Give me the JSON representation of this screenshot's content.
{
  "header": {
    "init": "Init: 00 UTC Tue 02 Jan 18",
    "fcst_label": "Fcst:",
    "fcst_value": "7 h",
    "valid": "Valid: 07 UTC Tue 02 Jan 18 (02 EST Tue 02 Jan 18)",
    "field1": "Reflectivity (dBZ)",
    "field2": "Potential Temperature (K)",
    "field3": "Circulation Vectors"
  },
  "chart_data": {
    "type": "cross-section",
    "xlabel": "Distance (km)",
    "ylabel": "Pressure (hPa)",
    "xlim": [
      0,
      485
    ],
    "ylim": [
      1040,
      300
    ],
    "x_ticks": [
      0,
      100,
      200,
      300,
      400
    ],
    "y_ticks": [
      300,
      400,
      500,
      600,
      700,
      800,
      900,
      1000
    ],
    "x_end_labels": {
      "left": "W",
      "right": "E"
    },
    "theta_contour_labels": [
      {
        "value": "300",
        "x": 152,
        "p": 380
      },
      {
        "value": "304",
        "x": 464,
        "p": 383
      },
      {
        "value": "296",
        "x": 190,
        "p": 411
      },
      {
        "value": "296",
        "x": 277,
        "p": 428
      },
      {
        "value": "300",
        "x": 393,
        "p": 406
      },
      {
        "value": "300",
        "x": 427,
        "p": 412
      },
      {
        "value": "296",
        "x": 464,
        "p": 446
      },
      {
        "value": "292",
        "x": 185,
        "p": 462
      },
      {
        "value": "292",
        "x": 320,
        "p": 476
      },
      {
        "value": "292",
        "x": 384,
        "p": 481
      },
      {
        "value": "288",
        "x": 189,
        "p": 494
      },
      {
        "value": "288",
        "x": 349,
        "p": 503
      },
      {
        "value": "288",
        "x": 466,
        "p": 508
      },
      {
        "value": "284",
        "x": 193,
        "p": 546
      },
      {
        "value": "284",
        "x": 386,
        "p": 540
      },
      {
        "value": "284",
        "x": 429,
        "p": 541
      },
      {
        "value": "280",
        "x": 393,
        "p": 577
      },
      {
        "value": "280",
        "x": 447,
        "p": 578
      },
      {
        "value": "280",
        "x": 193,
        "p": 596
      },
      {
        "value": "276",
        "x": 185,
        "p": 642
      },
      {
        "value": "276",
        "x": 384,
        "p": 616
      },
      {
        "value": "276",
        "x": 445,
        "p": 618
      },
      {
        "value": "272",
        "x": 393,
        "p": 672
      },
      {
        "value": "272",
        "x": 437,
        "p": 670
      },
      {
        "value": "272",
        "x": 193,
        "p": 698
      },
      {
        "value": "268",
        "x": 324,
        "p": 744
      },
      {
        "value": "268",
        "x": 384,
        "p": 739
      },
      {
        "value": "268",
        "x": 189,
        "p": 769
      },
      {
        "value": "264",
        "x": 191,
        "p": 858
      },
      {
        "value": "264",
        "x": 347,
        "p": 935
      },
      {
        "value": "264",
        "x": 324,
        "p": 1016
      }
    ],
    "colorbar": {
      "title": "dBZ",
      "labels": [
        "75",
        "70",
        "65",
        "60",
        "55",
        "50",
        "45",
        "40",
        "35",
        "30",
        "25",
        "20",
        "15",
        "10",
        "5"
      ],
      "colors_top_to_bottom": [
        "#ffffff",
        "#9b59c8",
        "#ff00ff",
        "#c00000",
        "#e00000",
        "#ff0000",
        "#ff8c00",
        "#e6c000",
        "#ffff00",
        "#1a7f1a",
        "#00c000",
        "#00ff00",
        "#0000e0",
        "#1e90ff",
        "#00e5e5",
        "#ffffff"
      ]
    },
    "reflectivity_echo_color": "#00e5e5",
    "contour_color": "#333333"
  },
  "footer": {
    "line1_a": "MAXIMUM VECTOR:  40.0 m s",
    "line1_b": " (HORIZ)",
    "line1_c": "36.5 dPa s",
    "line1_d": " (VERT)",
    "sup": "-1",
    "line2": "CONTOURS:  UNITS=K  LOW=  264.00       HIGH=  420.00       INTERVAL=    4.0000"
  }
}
▬▬▬
▶ _Directions_
Every record above should be copied exactly.

▶ _Task answer_
Give me the JSON representation of this screenshot's content.
{
  "header": {
    "init": "Init: 00 UTC Tue 02 Jan 18",
    "fcst_label": "Fcst:",
    "fcst_value": "7 h",
    "valid": "Valid: 07 UTC Tue 02 Jan 18 (02 EST Tue 02 Jan 18)",
    "field1": "Reflectivity (dBZ)",
    "field2": "Potential Temperature (K)",
    "field3": "Circulation Vectors"
  },
  "chart_data": {
    "type": "cross-section",
    "xlabel": "Distance (km)",
    "ylabel": "Pressure (hPa)",
    "xlim": [
      0,
      485
    ],
    "ylim": [
      1040,
      300
    ],
    "x_ticks": [
      0,
      100,
      200,
      300,
      400
    ],
    "y_ticks": [
      300,
      400,
      500,
      600,
      700,
      800,
      900,
      1000
    ],
    "x_end_labels": {
      "left": "W",
      "right": "E"
    },
    "theta_contour_labels": [
      {
        "value": "300",
        "x": 152,
        "p": 380
      },
      {
        "value": "304",
        "x": 464,
        "p": 383
      },
      {
        "value": "296",
        "x": 190,
        "p": 411
      },
      {
        "value": "296",
        "x": 277,
        "p": 428
      },
      {
        "value": "300",
        "x": 393,
        "p": 406
      },
      {
        "value": "300",
        "x": 427,
        "p": 412
      },
      {
        "value": "296",
        "x": 464,
        "p": 446
      },
      {
        "value": "292",
        "x": 185,
        "p": 462
      },
      {
        "value": "292",
        "x": 320,
        "p": 476
      },
      {
        "value": "292",
        "x": 384,
        "p": 481
      },
      {
        "value": "288",
        "x": 189,
        "p": 494
      },
      {
        "value": "288",
        "x": 349,
        "p": 503
      },
      {
        "value": "288",
        "x": 466,
        "p": 508
      },
      {
        "value": "284",
        "x": 193,
        "p": 546
      },
      {
        "value": "284",
        "x": 386,
        "p": 540
      },
      {
        "value": "284",
        "x": 429,
        "p": 541
      },
      {
        "value": "280",
        "x": 393,
        "p": 577
      },
      {
        "value": "280",
        "x": 447,
        "p": 578
      },
      {
        "value": "280",
        "x": 193,
        "p": 596
      },
      {
        "value": "276",
        "x": 185,
        "p": 642
      },
      {
        "value": "276",
        "x": 384,
        "p": 616
      },
      {
        "value": "276",
        "x": 445,
        "p": 618
      },
      {
        "value": "272",
        "x": 393,
        "p": 672
      },
      {
        "value": "272",
        "x": 437,
        "p": 670
      },
      {
        "value": "272",
        "x": 193,
        "p": 698
      },
      {
        "value": "268",
        "x": 324,
        "p": 744
      },
      {
        "value": "268",
        "x": 384,
        "p": 739
      },
      {
        "value": "268",
        "x": 189,
        "p": 769
      },
      {
        "value": "264",
        "x": 191,
        "p": 858
      },
      {
        "value": "264",
        "x": 347,
        "p": 935
      },
      {
        "value": "264",
        "x": 324,
        "p": 1016
      }
    ],
    "colorbar": {
      "title": "dBZ",
      "labels": [
        "75",
        "70",
        "65",
        "60",
        "55",
        "50",
        "45",
        "40",
        "35",
        "30",
        "25",
        "20",
        "15",
        "10",
        "5"
      ],
      "colors_top_to_bottom": [
        "#ffffff",
        "#9b59c8",
        "#ff00ff",
        "#c00000",
        "#e00000",
        "#ff0000",
        "#ff8c00",
        "#e6c000",
        "#ffff00",
        "#1a7f1a",
        "#00c000",
        "#00ff00",
        "#0000e0",
        "#1e90ff",
        "#00e5e5",
        "#ffffff"
      ]
    },
    "reflectivity_echo_color": "#00e5e5",
    "contour_color": "#333333"
  },
  "footer": {
    "line1_a": "MAXIMUM VECTOR:  40.0 m s",
    "line1_b": " (HORIZ)",
    "line1_c": "36.5 dPa s",
    "line1_d": " (VERT)",
    "sup": "-1",
    "line2": "CONTOURS:  UNITS=K  LOW=  264.00       HIGH=  420.00       INTERVAL=    4.0000"
  }
}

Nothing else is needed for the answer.